[Dataset entries on figures]
## start
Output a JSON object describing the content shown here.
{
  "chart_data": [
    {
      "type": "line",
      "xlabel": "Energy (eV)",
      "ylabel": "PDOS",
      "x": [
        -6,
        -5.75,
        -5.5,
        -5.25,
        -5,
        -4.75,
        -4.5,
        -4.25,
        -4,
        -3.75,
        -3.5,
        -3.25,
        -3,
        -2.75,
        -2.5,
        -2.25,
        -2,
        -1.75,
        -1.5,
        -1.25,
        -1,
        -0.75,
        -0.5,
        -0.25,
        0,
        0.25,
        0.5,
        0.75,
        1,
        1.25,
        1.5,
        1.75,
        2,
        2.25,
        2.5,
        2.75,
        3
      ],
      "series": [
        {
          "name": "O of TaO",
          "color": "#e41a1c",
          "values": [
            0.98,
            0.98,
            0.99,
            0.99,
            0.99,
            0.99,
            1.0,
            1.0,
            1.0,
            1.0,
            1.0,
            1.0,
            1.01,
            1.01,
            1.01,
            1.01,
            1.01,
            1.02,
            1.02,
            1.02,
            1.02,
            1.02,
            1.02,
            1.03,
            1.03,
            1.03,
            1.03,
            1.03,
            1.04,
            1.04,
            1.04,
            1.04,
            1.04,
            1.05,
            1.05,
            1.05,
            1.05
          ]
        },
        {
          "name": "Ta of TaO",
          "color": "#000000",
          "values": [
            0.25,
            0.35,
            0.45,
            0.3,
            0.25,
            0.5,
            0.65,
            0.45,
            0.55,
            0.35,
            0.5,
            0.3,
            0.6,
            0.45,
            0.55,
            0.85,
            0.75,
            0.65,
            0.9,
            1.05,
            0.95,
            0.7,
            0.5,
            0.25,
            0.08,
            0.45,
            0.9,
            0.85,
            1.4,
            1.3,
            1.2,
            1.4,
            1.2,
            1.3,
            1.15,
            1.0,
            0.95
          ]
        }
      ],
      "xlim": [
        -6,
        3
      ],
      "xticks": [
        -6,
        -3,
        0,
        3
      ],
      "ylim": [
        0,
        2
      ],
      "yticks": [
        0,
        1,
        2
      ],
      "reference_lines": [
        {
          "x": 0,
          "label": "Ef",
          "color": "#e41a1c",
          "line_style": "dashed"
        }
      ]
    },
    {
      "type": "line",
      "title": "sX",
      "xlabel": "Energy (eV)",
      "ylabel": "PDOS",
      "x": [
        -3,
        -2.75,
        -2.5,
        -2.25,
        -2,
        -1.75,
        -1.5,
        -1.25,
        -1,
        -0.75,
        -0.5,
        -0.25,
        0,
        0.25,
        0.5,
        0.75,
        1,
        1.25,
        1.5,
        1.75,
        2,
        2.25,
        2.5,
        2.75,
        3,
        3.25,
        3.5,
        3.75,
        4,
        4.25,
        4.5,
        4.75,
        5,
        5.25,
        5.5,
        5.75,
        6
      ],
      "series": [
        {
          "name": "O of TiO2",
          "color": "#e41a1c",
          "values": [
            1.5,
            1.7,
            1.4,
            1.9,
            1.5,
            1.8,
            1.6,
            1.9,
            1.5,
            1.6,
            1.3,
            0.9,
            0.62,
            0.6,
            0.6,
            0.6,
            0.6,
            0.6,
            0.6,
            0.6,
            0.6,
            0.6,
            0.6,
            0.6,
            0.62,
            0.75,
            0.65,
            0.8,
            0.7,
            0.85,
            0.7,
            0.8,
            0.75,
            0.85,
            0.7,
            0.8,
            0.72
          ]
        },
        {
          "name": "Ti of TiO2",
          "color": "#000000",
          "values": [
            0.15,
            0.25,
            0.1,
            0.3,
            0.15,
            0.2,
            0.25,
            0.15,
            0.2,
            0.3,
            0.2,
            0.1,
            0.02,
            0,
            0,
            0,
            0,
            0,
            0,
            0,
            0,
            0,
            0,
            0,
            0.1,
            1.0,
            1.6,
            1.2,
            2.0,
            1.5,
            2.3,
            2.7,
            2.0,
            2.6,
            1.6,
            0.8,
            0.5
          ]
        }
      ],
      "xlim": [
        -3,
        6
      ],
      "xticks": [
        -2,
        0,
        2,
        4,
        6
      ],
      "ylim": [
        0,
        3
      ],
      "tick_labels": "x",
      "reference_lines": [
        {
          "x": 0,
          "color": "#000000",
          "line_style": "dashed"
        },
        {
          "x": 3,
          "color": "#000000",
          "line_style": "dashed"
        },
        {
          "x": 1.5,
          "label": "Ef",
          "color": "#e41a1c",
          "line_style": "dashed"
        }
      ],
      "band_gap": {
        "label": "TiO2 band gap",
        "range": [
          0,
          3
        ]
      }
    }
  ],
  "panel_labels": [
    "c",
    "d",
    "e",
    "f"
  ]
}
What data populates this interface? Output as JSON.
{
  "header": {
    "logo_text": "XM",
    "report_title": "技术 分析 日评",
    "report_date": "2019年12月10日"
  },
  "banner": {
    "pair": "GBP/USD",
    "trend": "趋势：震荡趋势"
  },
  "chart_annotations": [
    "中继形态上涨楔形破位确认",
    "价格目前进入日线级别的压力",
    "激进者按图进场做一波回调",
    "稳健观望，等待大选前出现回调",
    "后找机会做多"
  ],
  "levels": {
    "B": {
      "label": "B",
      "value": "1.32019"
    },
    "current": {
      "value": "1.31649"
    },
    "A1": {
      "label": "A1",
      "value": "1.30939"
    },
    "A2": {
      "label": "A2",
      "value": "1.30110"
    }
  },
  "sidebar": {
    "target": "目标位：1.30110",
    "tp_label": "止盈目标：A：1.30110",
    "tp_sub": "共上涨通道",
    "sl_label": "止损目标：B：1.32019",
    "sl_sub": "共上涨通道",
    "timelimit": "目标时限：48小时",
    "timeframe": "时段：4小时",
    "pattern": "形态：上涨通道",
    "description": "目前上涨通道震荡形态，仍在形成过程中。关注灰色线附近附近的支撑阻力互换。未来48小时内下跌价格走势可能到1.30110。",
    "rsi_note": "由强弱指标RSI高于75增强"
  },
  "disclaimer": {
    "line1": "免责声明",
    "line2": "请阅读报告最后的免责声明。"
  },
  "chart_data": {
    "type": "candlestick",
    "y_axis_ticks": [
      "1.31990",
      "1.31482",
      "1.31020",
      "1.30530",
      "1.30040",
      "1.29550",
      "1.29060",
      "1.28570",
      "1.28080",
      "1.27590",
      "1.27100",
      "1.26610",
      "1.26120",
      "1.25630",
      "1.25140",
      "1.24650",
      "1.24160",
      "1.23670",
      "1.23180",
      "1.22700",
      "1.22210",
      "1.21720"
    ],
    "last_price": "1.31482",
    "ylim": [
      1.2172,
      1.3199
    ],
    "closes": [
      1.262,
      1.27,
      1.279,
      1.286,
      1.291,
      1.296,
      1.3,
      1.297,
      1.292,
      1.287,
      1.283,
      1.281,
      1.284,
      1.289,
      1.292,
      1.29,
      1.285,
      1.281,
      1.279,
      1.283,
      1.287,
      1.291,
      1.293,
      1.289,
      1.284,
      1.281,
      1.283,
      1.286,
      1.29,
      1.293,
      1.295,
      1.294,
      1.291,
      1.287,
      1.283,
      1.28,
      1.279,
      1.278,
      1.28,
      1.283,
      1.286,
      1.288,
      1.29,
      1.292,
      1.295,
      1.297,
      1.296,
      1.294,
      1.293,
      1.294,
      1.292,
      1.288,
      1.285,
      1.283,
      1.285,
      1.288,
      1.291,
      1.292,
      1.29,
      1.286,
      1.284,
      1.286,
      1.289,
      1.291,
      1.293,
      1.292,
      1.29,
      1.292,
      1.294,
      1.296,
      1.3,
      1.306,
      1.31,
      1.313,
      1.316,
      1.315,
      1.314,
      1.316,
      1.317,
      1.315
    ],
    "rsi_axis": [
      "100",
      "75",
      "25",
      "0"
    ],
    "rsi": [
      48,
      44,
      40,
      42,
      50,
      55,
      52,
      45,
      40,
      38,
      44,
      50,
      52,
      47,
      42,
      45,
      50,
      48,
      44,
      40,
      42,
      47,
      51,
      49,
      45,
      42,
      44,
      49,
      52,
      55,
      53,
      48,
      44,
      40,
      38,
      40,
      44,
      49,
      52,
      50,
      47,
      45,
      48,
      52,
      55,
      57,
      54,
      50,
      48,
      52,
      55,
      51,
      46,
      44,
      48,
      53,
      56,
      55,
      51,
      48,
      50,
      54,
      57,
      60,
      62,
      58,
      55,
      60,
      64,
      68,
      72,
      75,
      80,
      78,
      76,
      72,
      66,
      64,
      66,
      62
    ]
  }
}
## end
### THE EXERCISE:
From the listing above, return each line with the word "Output".

### EXERCISE RESULT:
Output a JSON object describing the content shown here.
What data populates this interface? Output as JSON.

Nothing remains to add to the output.